[Exercise instructions]
Pull each line containing "What" out of the data and copy it.

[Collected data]
▼

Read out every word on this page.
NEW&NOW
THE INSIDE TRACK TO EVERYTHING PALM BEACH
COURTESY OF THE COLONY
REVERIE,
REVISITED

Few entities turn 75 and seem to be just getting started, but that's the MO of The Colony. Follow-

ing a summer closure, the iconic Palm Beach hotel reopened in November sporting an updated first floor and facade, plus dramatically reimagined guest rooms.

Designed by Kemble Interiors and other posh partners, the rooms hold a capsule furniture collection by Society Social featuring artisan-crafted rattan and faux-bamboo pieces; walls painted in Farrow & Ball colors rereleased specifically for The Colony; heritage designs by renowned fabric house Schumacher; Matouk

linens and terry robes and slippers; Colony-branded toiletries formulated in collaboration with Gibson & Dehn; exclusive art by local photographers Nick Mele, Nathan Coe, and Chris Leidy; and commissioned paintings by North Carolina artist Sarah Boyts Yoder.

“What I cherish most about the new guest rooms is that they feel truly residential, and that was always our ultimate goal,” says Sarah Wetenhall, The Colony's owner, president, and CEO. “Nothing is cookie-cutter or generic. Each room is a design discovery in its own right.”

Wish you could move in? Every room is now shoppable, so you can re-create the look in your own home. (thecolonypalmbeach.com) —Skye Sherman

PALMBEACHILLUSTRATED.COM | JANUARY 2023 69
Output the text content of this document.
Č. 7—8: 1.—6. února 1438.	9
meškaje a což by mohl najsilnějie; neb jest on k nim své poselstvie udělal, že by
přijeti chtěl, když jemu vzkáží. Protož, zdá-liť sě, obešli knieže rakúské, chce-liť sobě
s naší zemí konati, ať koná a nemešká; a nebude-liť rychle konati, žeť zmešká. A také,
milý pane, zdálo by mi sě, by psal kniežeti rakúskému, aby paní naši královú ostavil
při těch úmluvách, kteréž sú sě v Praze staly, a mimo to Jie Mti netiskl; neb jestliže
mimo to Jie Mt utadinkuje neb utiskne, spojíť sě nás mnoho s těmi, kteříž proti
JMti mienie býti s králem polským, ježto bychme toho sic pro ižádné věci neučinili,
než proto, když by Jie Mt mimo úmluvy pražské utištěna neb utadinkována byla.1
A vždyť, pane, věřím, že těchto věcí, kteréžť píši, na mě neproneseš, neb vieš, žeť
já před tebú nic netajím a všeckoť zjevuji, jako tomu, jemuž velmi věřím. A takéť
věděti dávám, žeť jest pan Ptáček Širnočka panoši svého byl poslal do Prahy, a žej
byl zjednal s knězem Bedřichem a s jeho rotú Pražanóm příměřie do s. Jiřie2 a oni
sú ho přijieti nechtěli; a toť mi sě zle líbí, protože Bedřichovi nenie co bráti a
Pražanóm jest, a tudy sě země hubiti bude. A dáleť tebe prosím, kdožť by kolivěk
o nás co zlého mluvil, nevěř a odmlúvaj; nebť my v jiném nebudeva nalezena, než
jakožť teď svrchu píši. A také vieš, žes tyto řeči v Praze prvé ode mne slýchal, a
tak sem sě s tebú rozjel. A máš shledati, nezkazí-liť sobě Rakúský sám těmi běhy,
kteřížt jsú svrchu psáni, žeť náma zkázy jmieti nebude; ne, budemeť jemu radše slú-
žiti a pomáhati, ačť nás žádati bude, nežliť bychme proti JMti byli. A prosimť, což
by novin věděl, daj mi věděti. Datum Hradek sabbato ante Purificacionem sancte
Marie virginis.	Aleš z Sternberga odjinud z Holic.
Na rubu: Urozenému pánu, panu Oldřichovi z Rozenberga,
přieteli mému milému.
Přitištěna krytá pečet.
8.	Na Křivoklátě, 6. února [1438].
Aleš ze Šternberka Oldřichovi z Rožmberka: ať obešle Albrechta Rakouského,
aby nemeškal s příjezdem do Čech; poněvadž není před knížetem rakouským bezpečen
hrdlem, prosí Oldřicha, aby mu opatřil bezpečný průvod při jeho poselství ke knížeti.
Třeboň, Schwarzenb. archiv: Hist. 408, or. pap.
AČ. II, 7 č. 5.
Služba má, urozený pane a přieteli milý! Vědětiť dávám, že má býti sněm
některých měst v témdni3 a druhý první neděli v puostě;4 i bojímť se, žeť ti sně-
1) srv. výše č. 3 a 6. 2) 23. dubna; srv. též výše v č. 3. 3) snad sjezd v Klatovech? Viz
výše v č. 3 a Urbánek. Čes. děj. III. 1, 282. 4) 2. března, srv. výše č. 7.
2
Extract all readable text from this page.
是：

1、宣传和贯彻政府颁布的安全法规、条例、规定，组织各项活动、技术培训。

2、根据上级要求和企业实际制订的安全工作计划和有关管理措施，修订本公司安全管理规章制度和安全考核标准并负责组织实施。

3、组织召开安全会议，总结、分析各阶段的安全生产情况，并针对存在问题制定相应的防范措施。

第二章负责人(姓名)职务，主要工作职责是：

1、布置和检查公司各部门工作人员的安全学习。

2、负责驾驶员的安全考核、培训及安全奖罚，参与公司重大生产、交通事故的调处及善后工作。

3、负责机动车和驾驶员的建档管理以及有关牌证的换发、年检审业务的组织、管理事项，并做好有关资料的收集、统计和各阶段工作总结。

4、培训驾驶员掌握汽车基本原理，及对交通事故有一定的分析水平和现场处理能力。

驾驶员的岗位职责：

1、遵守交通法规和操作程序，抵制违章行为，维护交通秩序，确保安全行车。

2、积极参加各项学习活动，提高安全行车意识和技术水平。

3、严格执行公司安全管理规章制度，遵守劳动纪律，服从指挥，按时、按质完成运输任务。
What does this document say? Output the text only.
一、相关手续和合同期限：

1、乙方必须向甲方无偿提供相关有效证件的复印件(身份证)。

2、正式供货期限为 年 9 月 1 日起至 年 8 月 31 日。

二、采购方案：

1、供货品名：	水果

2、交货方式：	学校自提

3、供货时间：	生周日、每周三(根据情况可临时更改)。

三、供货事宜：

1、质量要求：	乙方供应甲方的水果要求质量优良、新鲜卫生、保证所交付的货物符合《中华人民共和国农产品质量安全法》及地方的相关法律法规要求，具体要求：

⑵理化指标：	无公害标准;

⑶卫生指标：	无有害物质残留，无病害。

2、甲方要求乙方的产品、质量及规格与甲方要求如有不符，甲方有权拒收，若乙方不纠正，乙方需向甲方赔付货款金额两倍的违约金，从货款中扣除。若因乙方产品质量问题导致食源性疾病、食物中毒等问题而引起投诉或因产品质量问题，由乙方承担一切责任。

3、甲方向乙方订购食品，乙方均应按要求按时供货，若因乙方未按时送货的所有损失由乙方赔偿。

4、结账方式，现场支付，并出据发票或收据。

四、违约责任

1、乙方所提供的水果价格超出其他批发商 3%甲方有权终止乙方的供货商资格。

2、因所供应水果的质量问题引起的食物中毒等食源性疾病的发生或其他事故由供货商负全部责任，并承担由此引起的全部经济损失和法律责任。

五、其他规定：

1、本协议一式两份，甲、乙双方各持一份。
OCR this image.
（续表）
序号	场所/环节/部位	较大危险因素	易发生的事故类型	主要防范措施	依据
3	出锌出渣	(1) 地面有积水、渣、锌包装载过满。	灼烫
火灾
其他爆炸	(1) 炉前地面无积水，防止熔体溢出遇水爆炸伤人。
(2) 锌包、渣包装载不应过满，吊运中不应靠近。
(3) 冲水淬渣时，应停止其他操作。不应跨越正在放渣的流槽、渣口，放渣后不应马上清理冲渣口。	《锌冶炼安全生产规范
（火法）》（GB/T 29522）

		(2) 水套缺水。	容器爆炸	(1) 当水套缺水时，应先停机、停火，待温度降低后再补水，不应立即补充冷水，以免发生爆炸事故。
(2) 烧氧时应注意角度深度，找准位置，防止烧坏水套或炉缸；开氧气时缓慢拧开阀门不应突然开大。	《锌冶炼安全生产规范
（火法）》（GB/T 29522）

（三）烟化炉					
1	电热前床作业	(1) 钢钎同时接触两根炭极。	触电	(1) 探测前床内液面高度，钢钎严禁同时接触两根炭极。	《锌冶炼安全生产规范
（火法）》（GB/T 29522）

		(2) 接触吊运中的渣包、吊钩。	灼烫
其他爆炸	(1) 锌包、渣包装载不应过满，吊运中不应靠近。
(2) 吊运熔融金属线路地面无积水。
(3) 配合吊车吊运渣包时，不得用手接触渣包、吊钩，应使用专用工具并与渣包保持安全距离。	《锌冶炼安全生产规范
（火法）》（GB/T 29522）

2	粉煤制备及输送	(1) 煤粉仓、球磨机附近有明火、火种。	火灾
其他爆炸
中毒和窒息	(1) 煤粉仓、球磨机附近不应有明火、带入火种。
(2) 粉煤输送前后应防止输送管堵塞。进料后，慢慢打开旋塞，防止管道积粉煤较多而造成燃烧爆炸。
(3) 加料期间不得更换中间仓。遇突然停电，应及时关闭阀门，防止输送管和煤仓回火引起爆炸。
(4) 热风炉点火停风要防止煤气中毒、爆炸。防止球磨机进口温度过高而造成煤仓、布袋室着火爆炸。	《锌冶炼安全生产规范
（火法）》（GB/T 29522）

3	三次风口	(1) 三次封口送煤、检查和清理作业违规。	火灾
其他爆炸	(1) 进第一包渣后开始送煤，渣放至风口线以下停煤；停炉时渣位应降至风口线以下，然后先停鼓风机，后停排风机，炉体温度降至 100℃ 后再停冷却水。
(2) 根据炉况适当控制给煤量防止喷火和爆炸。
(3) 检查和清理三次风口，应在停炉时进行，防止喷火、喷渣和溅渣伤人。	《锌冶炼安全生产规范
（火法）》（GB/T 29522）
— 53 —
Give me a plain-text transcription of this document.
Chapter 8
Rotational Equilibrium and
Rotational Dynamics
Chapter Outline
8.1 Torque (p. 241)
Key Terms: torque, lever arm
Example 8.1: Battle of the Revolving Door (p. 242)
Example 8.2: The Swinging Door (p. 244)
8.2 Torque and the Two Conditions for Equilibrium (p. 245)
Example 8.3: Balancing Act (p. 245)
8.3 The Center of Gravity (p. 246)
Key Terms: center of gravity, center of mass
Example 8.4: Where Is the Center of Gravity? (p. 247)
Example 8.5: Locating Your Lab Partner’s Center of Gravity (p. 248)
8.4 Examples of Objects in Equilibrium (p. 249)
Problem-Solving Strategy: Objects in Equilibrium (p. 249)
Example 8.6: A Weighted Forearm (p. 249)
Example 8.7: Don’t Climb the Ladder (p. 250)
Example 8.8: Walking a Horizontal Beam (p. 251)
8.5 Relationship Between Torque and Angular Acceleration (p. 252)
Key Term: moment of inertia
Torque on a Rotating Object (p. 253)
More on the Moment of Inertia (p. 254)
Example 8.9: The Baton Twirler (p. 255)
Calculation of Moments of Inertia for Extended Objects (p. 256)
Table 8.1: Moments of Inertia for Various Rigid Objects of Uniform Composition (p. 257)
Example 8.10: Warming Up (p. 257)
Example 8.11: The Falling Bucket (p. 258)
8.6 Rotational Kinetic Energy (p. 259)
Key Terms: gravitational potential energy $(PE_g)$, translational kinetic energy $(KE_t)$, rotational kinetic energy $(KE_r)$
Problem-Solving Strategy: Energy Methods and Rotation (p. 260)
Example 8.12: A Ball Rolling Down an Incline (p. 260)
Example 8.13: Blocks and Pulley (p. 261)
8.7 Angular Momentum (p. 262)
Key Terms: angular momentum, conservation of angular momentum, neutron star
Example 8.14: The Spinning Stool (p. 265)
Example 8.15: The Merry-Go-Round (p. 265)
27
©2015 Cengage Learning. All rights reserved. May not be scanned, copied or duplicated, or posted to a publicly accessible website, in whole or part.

▲

[The completed task]
“What I cherish most about the new guest rooms is that they feel truly residential, and that was always our ultimate goal,” says Sarah Wetenhall, The Colony's owner, president, and CEO. “Nothing is cookie-cutter or generic. Each room is a design discovery in its own right.”
What does this document say? Output the text only.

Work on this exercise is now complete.